- _Your objective_
Copy out all lines of the records in which the word "consciência" appears.

- _Raw data_
☆ ☆ ☆ ☆ ☆ ☆ ☆

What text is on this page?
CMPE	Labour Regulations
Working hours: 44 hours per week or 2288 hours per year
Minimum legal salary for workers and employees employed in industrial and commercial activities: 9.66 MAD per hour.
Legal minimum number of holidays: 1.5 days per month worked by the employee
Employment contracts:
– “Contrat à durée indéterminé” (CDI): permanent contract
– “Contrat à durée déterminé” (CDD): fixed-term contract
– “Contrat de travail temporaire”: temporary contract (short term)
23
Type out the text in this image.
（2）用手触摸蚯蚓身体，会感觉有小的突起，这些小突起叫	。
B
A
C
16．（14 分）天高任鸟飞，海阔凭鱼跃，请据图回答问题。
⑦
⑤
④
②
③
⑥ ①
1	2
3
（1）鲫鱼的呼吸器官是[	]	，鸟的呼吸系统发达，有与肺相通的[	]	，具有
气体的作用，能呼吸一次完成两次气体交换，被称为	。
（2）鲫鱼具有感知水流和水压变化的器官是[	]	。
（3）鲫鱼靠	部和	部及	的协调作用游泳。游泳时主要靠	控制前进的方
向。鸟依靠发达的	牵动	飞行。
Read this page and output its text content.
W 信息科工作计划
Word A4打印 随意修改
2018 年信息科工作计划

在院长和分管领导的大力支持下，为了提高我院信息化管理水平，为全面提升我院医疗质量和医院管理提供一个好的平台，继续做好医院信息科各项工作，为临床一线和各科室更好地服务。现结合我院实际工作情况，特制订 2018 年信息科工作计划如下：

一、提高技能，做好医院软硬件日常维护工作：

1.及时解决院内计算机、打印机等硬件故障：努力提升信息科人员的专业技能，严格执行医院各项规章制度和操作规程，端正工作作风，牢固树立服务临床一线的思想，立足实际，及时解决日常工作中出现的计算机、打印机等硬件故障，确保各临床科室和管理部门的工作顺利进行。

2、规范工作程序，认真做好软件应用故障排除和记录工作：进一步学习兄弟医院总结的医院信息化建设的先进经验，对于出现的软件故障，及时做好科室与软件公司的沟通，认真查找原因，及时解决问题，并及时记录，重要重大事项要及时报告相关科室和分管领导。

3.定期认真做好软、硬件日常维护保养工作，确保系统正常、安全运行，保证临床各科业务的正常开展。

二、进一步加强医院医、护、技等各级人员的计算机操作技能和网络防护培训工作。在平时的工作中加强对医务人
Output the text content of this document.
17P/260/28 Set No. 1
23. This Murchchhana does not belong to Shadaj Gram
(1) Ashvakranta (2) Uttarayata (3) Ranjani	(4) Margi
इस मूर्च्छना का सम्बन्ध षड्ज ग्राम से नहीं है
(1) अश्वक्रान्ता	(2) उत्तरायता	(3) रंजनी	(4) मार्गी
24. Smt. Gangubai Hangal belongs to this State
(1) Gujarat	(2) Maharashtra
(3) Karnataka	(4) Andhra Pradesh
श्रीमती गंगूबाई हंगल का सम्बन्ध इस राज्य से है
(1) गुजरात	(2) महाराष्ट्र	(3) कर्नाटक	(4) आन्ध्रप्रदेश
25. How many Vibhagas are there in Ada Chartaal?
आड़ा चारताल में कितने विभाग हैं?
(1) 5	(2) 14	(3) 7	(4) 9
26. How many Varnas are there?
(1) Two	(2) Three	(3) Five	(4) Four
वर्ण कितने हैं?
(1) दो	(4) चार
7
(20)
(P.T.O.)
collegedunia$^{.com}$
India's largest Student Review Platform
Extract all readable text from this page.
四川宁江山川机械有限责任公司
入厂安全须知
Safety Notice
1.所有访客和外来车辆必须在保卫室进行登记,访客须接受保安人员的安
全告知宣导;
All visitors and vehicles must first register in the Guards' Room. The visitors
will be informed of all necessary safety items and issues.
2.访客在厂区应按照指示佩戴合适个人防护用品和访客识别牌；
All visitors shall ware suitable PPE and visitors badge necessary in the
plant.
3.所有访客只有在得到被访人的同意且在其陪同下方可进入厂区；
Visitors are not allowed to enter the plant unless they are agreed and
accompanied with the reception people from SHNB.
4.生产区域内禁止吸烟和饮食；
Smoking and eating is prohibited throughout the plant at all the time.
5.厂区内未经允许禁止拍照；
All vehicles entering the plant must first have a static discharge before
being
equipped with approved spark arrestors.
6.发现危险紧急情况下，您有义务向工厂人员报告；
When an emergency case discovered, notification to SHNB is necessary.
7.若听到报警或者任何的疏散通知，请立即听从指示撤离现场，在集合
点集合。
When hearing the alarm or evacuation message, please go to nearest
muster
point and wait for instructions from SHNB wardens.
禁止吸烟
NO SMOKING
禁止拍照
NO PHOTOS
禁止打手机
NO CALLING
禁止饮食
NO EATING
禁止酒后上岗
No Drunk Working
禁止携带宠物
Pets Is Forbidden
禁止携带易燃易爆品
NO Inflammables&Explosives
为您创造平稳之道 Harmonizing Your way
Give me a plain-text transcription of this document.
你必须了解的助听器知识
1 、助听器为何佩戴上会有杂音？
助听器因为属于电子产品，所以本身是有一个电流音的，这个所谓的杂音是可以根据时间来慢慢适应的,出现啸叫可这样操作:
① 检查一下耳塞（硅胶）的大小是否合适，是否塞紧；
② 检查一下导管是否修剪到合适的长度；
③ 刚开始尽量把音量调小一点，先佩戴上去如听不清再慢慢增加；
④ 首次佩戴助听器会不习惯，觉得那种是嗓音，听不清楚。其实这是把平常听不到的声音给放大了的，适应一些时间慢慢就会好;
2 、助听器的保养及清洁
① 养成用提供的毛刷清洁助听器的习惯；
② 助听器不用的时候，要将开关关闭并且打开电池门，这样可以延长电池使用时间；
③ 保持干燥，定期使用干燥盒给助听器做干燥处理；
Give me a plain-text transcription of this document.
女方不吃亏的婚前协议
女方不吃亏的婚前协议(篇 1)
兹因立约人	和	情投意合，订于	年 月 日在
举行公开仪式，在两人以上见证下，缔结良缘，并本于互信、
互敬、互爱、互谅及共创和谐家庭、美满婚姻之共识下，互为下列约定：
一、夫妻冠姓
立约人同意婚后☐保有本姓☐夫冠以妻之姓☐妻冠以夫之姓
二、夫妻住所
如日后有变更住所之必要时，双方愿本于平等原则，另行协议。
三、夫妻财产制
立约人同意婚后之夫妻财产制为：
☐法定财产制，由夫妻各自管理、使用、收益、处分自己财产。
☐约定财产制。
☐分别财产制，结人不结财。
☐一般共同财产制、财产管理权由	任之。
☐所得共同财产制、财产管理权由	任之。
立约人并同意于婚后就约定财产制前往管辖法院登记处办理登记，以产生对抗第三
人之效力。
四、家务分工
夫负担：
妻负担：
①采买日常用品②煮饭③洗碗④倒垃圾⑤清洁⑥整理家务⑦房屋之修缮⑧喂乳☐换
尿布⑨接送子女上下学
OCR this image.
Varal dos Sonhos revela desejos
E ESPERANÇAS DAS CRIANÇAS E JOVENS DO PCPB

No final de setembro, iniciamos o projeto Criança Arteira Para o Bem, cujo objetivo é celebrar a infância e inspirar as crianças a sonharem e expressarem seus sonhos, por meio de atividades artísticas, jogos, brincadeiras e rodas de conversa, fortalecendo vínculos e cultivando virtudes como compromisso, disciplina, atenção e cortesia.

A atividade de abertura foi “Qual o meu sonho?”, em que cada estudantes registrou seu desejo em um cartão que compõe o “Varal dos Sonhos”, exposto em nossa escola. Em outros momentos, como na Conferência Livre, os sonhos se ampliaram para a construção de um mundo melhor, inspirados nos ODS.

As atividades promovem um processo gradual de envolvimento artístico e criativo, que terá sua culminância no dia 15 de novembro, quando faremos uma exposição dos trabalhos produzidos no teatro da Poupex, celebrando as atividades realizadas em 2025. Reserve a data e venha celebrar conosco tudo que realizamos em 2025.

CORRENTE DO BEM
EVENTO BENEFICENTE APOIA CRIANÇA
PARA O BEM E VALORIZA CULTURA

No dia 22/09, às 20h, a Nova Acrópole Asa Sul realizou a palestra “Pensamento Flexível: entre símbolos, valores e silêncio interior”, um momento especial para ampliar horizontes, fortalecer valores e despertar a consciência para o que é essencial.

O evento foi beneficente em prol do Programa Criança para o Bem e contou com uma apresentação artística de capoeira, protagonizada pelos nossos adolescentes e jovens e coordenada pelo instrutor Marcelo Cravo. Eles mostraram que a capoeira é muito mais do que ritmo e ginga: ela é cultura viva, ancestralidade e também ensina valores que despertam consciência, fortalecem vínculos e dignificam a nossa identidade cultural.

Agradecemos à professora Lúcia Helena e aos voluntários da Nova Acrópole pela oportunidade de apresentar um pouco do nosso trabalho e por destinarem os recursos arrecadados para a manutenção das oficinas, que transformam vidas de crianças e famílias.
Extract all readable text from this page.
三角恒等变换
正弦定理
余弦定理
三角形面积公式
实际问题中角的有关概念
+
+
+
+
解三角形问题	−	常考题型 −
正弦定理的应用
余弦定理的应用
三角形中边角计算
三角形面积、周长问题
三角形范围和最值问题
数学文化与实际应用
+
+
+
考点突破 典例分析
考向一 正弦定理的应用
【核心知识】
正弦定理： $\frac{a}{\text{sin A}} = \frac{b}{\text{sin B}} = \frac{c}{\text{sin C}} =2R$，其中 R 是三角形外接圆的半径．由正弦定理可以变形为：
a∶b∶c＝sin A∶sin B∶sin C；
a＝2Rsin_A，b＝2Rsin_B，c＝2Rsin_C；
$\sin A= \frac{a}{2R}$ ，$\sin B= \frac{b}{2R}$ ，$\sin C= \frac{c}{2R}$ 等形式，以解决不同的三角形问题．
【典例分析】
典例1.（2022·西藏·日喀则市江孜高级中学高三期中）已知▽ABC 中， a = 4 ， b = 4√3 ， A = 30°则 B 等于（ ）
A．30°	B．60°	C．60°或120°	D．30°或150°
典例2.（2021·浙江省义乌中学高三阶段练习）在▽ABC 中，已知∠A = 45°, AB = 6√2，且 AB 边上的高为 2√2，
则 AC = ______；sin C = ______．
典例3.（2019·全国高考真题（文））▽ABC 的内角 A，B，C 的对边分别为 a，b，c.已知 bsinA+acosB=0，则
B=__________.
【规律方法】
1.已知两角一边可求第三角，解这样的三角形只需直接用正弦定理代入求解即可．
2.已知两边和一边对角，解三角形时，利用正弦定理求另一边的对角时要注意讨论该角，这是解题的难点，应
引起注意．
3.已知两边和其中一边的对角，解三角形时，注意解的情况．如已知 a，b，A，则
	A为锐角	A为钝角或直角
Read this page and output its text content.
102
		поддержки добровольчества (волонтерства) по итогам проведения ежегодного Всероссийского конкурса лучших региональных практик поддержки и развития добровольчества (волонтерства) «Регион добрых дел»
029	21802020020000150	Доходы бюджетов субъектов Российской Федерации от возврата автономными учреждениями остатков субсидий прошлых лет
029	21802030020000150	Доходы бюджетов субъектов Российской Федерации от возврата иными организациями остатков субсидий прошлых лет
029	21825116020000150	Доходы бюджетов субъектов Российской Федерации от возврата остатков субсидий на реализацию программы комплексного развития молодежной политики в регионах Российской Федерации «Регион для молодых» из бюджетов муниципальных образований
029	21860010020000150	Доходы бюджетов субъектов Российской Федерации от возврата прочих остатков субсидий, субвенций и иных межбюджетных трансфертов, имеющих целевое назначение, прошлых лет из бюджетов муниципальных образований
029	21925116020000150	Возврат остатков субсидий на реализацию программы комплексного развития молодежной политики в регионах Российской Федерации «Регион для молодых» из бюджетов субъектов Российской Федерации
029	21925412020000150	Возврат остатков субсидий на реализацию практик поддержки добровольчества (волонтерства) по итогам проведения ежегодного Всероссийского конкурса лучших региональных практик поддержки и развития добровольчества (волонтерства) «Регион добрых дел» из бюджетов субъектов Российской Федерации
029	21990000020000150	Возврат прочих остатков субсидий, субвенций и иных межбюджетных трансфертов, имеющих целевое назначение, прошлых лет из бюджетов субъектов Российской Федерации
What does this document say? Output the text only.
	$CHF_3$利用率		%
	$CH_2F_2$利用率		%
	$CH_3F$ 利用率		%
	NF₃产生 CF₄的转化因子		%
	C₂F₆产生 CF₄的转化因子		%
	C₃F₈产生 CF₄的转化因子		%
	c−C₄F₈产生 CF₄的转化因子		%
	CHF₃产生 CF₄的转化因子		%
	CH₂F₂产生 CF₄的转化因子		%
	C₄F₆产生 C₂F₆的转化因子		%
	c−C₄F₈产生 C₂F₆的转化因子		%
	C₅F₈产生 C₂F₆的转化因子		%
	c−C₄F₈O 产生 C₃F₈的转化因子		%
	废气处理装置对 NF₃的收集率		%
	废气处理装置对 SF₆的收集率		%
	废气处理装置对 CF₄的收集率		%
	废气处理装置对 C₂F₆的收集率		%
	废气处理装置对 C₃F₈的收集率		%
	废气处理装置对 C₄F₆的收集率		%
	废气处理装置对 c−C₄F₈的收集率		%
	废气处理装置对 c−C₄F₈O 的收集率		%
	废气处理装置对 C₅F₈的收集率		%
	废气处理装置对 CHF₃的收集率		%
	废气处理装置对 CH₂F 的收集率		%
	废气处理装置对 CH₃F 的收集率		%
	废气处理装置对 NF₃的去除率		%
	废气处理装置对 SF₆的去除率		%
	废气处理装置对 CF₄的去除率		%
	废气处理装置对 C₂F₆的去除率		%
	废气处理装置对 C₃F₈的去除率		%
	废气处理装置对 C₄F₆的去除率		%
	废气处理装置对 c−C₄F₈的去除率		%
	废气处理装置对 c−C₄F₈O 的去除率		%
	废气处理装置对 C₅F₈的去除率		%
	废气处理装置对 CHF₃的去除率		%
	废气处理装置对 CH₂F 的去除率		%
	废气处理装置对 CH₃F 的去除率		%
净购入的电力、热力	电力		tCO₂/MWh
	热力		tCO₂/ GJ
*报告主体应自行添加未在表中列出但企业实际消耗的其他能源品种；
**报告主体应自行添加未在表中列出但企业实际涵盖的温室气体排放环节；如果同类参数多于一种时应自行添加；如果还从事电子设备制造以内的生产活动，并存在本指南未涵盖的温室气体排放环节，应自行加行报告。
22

☆ ☆ ☆ ☆ ☆ ☆ ☆

- _Answer for this exercise_
No dia 22/09, às 20h, a Nova Acrópole Asa Sul realizou a palestra “Pensamento Flexível: entre símbolos, valores e silêncio interior”, um momento especial para ampliar horizontes, fortalecer valores e despertar a consciência para o que é essencial.
O evento foi beneficente em prol do Programa Criança para o Bem e contou com uma apresentação artística de capoeira, protagonizada pelos nossos adolescentes e jovens e coordenada pelo instrutor Marcelo Cravo. Eles mostraram que a capoeira é muito mais do que ritmo e ginga: ela é cultura viva, ancestralidade e também ensina valores que despertam consciência, fortalecem vínculos e dignificam a nossa identidade cultural.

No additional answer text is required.